Written request - Return the whole listing, line for line, without the pictures in it.

Dataset excerpts -

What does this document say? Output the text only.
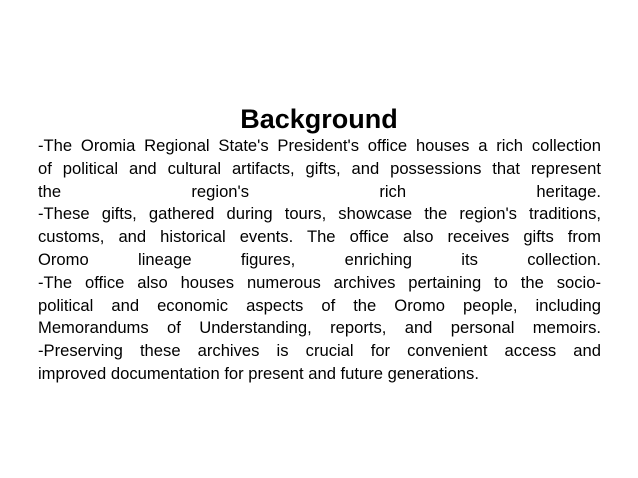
Background
-The Oromia Regional State's President's office houses a rich collection
of political and cultural artifacts, gifts, and possessions that represent
the region's rich heritage.
-These gifts, gathered during tours, showcase the region's traditions,
customs, and historical events. The office also receives gifts from
Oromo lineage figures, enriching its collection.
-The office also houses numerous archives pertaining to the socio-
political and economic aspects of the Oromo people, including
Memorandums of Understanding, reports, and personal memoirs.
-Preserving these archives is crucial for convenient access and
improved documentation for present and future generations.
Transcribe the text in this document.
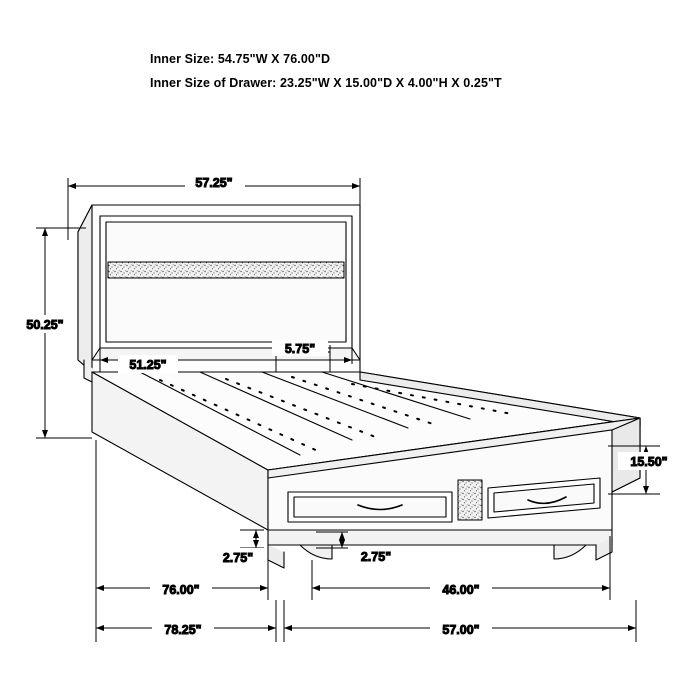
Inner Size: 54.75"W X 76.00"D
Inner Size of Drawer: 23.25"W X 15.00"D X 4.00"H X 0.25"T
57.25"
50.25"
51.25"
5.75"
15.50"
2.75"	2.75"
76.00"	46.00"
78.25"	57.00"
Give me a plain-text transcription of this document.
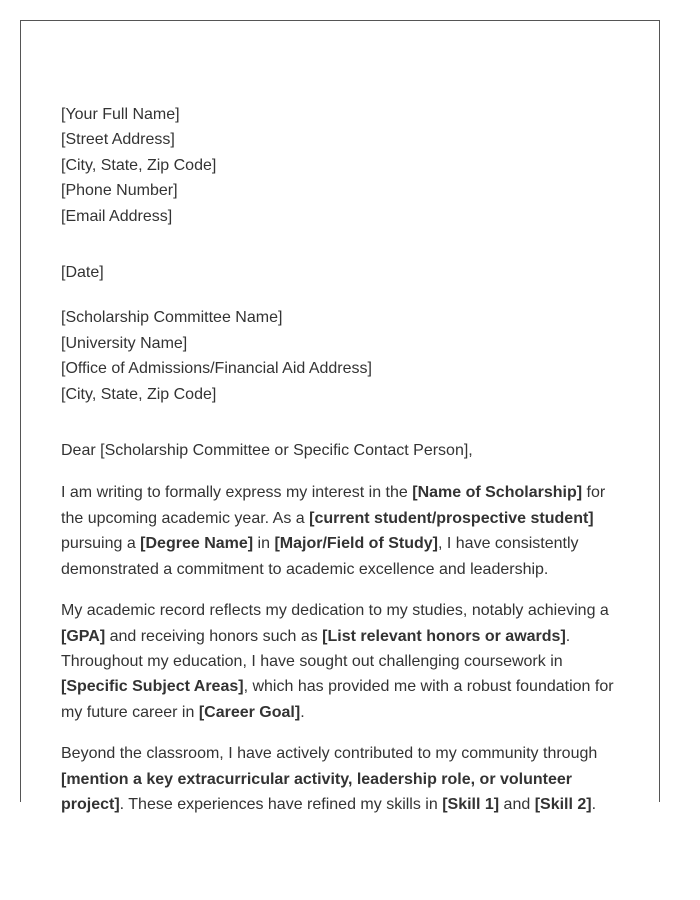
[Your Full Name]

[Street Address]

[City, State, Zip Code]

[Phone Number]

[Email Address]

[Date]

[Scholarship Committee Name]

[University Name]

[Office of Admissions/Financial Aid Address]

[City, State, Zip Code]

Dear [Scholarship Committee or Specific Contact Person],

I am writing to formally express my interest in the [Name of Scholarship] for the upcoming academic year. As a [current student/prospective student] pursuing a [Degree Name] in [Major/Field of Study], I have consistently demonstrated a commitment to academic excellence and leadership.

My academic record reflects my dedication to my studies, notably achieving a [GPA] and receiving honors such as [List relevant honors or awards]. Throughout my education, I have sought out challenging coursework in [Specific Subject Areas], which has provided me with a robust foundation for my future career in [Career Goal].

Beyond the classroom, I have actively contributed to my community through [mention a key extracurricular activity, leadership role, or volunteer project]. These experiences have refined my skills in [Skill 1] and [Skill 2].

Response for this exercise -
What does this document say? Output the text only.
Background
-The Oromia Regional State's President's office houses a rich collection
of political and cultural artifacts, gifts, and possessions that represent
the region's rich heritage.
-These gifts, gathered during tours, showcase the region's traditions,
customs, and historical events. The office also receives gifts from
Oromo lineage figures, enriching its collection.
-The office also houses numerous archives pertaining to the socio-
political and economic aspects of the Oromo people, including
Memorandums of Understanding, reports, and personal memoirs.
-Preserving these archives is crucial for convenient access and
improved documentation for present and future generations.
Transcribe the text in this document.
Inner Size: 54.75"W X 76.00"D
Inner Size of Drawer: 23.25"W X 15.00"D X 4.00"H X 0.25"T
57.25"
50.25"
51.25"
5.75"
15.50"
2.75"	2.75"
76.00"	46.00"
78.25"	57.00"
Give me a plain-text transcription of this document.
[Your Full Name]

[Street Address]

[City, State, Zip Code]

[Phone Number]

[Email Address]

[Date]

[Scholarship Committee Name]

[University Name]

[Office of Admissions/Financial Aid Address]

[City, State, Zip Code]

Dear [Scholarship Committee or Specific Contact Person],

I am writing to formally express my interest in the [Name of Scholarship] for the upcoming academic year. As a [current student/prospective student] pursuing a [Degree Name] in [Major/Field of Study], I have consistently demonstrated a commitment to academic excellence and leadership.

My academic record reflects my dedication to my studies, notably achieving a [GPA] and receiving honors such as [List relevant honors or awards]. Throughout my education, I have sought out challenging coursework in [Specific Subject Areas], which has provided me with a robust foundation for my future career in [Career Goal].

Beyond the classroom, I have actively contributed to my community through [mention a key extracurricular activity, leadership role, or volunteer project]. These experiences have refined my skills in [Skill 1] and [Skill 2].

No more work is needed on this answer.